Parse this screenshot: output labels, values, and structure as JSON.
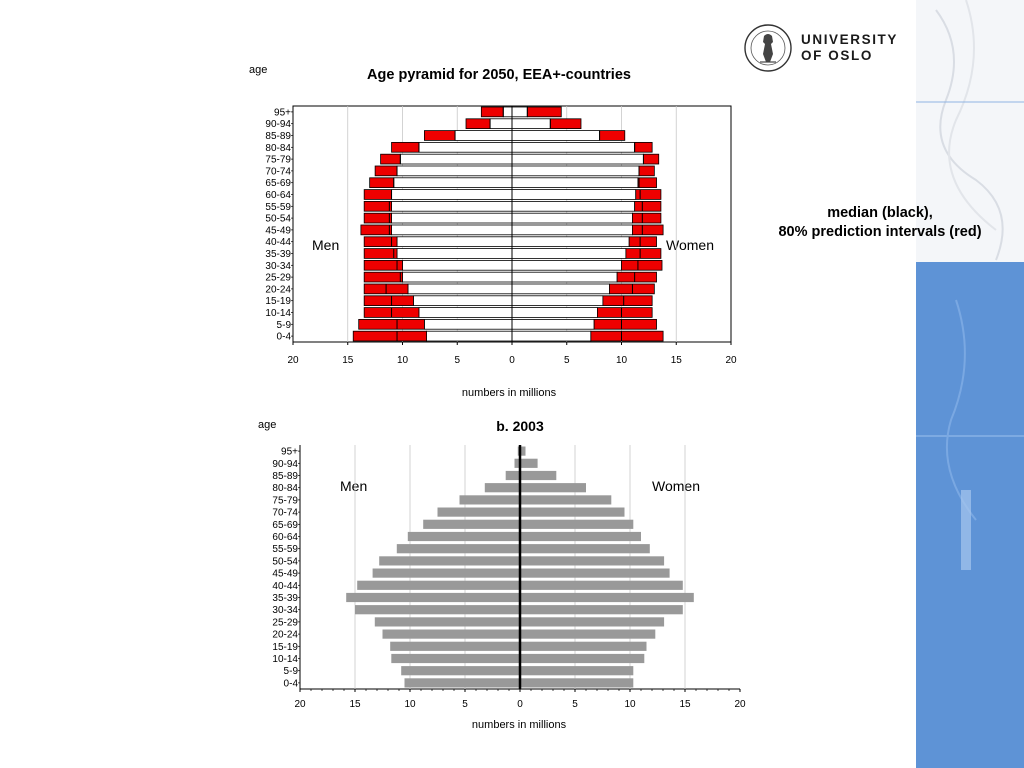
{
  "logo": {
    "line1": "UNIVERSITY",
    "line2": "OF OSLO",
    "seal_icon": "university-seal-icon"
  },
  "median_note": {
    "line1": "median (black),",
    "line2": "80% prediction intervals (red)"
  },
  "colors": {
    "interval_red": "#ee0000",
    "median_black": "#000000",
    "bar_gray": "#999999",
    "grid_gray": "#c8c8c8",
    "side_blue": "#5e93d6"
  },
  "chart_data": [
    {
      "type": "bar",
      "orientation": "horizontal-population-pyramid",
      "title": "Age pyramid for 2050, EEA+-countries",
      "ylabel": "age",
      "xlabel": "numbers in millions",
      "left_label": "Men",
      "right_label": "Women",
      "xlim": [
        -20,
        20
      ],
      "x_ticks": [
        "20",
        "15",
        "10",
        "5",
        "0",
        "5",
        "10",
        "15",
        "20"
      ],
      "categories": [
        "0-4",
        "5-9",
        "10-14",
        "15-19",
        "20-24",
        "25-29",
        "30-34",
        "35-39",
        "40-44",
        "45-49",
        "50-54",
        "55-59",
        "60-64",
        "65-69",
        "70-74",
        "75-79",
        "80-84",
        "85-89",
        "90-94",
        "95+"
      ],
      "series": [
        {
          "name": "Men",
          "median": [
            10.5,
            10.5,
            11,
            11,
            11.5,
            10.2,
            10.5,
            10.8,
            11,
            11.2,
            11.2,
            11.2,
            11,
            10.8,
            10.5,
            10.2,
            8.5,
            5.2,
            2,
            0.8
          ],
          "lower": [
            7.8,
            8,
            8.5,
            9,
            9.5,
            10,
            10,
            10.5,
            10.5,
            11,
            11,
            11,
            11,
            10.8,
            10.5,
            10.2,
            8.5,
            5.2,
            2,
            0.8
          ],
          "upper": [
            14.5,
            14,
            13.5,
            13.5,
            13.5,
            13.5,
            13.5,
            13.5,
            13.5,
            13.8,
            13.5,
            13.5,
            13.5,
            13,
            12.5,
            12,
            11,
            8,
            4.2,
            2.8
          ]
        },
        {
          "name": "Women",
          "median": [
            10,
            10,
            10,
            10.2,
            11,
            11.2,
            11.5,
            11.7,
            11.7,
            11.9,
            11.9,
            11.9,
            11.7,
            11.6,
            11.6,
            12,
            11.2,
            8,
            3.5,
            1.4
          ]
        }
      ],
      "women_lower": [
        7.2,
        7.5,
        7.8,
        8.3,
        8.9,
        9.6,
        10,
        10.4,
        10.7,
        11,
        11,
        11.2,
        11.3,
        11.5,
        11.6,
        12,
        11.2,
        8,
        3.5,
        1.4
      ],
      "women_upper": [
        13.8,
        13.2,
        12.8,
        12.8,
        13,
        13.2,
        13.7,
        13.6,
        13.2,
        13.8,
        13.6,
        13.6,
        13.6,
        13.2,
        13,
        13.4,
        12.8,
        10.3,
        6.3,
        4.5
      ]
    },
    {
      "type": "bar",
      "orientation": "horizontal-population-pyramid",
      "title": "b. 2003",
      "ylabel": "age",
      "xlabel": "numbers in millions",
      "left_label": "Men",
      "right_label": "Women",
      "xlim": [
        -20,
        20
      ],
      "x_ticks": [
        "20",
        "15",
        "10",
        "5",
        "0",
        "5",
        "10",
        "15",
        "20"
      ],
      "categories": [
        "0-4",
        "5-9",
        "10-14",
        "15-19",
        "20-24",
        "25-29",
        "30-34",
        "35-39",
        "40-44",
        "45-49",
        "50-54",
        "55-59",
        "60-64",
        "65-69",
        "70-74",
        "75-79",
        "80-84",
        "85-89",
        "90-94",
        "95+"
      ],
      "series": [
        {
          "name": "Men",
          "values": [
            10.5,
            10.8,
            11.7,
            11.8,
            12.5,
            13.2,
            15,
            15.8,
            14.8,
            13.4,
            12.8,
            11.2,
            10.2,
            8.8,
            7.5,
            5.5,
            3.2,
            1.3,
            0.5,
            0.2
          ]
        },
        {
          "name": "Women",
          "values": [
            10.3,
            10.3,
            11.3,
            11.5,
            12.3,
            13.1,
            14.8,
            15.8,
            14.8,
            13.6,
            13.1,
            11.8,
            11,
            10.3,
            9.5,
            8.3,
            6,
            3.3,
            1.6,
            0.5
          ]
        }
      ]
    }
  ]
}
◇ ◇ ◇ ◇ ◇
=== The request ===
Reproduce every line exactly and omit all pictures.

=== Problem solution ===
Parse this screenshot: output labels, values, and structure as JSON.
{
  "logo": {
    "line1": "UNIVERSITY",
    "line2": "OF OSLO",
    "seal_icon": "university-seal-icon"
  },
  "median_note": {
    "line1": "median (black),",
    "line2": "80% prediction intervals (red)"
  },
  "colors": {
    "interval_red": "#ee0000",
    "median_black": "#000000",
    "bar_gray": "#999999",
    "grid_gray": "#c8c8c8",
    "side_blue": "#5e93d6"
  },
  "chart_data": [
    {
      "type": "bar",
      "orientation": "horizontal-population-pyramid",
      "title": "Age pyramid for 2050, EEA+-countries",
      "ylabel": "age",
      "xlabel": "numbers in millions",
      "left_label": "Men",
      "right_label": "Women",
      "xlim": [
        -20,
        20
      ],
      "x_ticks": [
        "20",
        "15",
        "10",
        "5",
        "0",
        "5",
        "10",
        "15",
        "20"
      ],
      "categories": [
        "0-4",
        "5-9",
        "10-14",
        "15-19",
        "20-24",
        "25-29",
        "30-34",
        "35-39",
        "40-44",
        "45-49",
        "50-54",
        "55-59",
        "60-64",
        "65-69",
        "70-74",
        "75-79",
        "80-84",
        "85-89",
        "90-94",
        "95+"
      ],
      "series": [
        {
          "name": "Men",
          "median": [
            10.5,
            10.5,
            11,
            11,
            11.5,
            10.2,
            10.5,
            10.8,
            11,
            11.2,
            11.2,
            11.2,
            11,
            10.8,
            10.5,
            10.2,
            8.5,
            5.2,
            2,
            0.8
          ],
          "lower": [
            7.8,
            8,
            8.5,
            9,
            9.5,
            10,
            10,
            10.5,
            10.5,
            11,
            11,
            11,
            11,
            10.8,
            10.5,
            10.2,
            8.5,
            5.2,
            2,
            0.8
          ],
          "upper": [
            14.5,
            14,
            13.5,
            13.5,
            13.5,
            13.5,
            13.5,
            13.5,
            13.5,
            13.8,
            13.5,
            13.5,
            13.5,
            13,
            12.5,
            12,
            11,
            8,
            4.2,
            2.8
          ]
        },
        {
          "name": "Women",
          "median": [
            10,
            10,
            10,
            10.2,
            11,
            11.2,
            11.5,
            11.7,
            11.7,
            11.9,
            11.9,
            11.9,
            11.7,
            11.6,
            11.6,
            12,
            11.2,
            8,
            3.5,
            1.4
          ]
        }
      ],
      "women_lower": [
        7.2,
        7.5,
        7.8,
        8.3,
        8.9,
        9.6,
        10,
        10.4,
        10.7,
        11,
        11,
        11.2,
        11.3,
        11.5,
        11.6,
        12,
        11.2,
        8,
        3.5,
        1.4
      ],
      "women_upper": [
        13.8,
        13.2,
        12.8,
        12.8,
        13,
        13.2,
        13.7,
        13.6,
        13.2,
        13.8,
        13.6,
        13.6,
        13.6,
        13.2,
        13,
        13.4,
        12.8,
        10.3,
        6.3,
        4.5
      ]
    },
    {
      "type": "bar",
      "orientation": "horizontal-population-pyramid",
      "title": "b. 2003",
      "ylabel": "age",
      "xlabel": "numbers in millions",
      "left_label": "Men",
      "right_label": "Women",
      "xlim": [
        -20,
        20
      ],
      "x_ticks": [
        "20",
        "15",
        "10",
        "5",
        "0",
        "5",
        "10",
        "15",
        "20"
      ],
      "categories": [
        "0-4",
        "5-9",
        "10-14",
        "15-19",
        "20-24",
        "25-29",
        "30-34",
        "35-39",
        "40-44",
        "45-49",
        "50-54",
        "55-59",
        "60-64",
        "65-69",
        "70-74",
        "75-79",
        "80-84",
        "85-89",
        "90-94",
        "95+"
      ],
      "series": [
        {
          "name": "Men",
          "values": [
            10.5,
            10.8,
            11.7,
            11.8,
            12.5,
            13.2,
            15,
            15.8,
            14.8,
            13.4,
            12.8,
            11.2,
            10.2,
            8.8,
            7.5,
            5.5,
            3.2,
            1.3,
            0.5,
            0.2
          ]
        },
        {
          "name": "Women",
          "values": [
            10.3,
            10.3,
            11.3,
            11.5,
            12.3,
            13.1,
            14.8,
            15.8,
            14.8,
            13.6,
            13.1,
            11.8,
            11,
            10.3,
            9.5,
            8.3,
            6,
            3.3,
            1.6,
            0.5
          ]
        }
      ]
    }
  ]
}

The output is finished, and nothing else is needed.